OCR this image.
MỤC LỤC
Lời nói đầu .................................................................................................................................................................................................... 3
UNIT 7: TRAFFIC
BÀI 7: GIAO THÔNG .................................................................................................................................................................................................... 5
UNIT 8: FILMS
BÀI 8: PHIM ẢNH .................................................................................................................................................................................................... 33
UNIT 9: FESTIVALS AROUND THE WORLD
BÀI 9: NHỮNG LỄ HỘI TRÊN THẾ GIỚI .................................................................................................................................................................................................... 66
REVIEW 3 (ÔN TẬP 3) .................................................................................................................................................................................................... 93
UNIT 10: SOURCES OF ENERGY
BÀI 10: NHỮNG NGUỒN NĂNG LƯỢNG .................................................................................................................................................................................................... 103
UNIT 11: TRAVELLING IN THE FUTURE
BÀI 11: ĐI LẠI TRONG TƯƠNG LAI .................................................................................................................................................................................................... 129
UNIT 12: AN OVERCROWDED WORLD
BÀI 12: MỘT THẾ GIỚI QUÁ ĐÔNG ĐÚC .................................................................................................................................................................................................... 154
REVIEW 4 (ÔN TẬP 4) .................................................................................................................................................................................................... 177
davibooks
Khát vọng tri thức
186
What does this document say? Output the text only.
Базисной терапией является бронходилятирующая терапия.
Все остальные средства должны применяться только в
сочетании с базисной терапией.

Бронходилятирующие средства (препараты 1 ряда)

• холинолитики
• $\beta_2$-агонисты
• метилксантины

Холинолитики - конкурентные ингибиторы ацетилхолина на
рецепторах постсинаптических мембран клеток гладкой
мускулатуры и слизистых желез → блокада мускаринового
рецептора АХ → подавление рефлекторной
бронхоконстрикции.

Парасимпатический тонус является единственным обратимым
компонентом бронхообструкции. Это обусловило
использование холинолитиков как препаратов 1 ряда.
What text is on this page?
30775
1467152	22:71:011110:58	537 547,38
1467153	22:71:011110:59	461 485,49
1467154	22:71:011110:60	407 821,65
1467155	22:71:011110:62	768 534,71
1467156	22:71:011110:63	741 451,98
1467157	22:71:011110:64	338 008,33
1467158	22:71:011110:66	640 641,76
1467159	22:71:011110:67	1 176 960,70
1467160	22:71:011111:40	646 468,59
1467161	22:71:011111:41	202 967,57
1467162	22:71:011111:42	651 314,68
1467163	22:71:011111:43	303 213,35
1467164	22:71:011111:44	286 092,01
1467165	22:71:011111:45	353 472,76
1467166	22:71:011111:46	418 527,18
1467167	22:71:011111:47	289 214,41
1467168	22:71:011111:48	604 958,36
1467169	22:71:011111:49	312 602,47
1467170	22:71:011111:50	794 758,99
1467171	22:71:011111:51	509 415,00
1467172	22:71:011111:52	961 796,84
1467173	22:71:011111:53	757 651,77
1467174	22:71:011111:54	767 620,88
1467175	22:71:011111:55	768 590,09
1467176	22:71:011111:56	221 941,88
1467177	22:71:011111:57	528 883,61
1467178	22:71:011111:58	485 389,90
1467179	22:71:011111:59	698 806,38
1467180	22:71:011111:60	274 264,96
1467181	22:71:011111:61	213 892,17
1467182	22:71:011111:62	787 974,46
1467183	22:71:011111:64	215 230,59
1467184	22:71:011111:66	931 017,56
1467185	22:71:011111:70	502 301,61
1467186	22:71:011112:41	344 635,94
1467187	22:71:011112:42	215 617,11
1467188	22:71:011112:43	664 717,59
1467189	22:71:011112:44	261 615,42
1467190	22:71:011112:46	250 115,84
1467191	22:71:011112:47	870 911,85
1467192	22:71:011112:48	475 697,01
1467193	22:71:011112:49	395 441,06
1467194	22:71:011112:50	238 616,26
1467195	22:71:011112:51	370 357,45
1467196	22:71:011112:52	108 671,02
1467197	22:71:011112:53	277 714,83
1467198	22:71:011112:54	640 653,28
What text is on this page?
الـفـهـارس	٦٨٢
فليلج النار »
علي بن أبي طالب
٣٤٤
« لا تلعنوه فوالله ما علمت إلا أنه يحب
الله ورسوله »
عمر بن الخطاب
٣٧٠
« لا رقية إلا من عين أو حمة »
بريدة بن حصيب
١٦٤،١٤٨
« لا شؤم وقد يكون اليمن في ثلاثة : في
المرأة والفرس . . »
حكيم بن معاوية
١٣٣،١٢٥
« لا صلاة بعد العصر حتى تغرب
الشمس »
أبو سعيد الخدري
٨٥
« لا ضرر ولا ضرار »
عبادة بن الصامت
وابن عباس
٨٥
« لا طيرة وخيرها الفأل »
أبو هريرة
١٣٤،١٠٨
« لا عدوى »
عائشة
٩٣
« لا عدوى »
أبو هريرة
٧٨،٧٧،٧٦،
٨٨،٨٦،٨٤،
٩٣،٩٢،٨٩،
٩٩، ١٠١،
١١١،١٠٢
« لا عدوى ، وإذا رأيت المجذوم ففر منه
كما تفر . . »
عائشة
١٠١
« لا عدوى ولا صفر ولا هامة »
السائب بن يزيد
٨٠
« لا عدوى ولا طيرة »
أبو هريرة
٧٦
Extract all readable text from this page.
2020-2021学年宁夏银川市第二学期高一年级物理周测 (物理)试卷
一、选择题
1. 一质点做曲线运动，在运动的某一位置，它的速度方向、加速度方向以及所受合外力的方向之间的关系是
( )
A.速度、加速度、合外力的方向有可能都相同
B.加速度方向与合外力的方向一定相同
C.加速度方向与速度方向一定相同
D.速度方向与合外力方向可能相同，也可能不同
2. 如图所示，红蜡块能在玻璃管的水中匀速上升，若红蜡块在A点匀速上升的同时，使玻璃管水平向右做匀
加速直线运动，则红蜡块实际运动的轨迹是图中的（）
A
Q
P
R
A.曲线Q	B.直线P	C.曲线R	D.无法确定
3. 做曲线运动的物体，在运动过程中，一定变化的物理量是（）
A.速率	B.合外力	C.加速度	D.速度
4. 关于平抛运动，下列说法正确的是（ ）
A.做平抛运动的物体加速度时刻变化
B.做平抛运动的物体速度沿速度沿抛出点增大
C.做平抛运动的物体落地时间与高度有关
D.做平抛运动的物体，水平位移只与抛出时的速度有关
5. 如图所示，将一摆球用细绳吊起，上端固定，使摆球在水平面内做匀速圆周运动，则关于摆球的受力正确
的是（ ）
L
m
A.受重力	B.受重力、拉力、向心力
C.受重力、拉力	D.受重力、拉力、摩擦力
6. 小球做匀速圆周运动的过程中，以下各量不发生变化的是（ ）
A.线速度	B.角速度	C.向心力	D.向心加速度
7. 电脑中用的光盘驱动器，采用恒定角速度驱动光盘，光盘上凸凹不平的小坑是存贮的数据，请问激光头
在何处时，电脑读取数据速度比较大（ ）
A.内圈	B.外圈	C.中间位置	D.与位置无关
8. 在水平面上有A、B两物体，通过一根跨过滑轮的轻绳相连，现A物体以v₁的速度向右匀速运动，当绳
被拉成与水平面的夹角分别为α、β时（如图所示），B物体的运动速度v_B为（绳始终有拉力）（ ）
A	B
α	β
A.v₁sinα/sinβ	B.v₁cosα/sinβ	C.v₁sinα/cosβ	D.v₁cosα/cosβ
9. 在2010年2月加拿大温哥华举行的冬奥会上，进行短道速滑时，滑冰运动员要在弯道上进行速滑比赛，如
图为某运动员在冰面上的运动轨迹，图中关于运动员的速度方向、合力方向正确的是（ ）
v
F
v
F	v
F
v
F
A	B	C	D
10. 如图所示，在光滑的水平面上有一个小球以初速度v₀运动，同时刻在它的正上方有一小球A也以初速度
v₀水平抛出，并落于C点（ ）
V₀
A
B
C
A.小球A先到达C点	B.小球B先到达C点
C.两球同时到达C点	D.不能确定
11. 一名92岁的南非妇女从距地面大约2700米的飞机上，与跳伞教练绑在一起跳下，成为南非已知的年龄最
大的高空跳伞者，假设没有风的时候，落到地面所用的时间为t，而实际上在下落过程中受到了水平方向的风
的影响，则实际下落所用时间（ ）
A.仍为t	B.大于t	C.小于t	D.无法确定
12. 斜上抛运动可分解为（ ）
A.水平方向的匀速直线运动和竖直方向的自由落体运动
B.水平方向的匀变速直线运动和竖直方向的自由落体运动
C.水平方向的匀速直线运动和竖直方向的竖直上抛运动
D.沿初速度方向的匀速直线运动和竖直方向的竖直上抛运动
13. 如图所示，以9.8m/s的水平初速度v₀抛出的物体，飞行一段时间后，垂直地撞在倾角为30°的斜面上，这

■ THE EXERCISE:
Copy every line above that holds the word "this".

■ EXERCISE RESULT:
OCR this image.
What does this document say? Output the text only.
What text is on this page?
What text is on this page?
Extract all readable text from this page.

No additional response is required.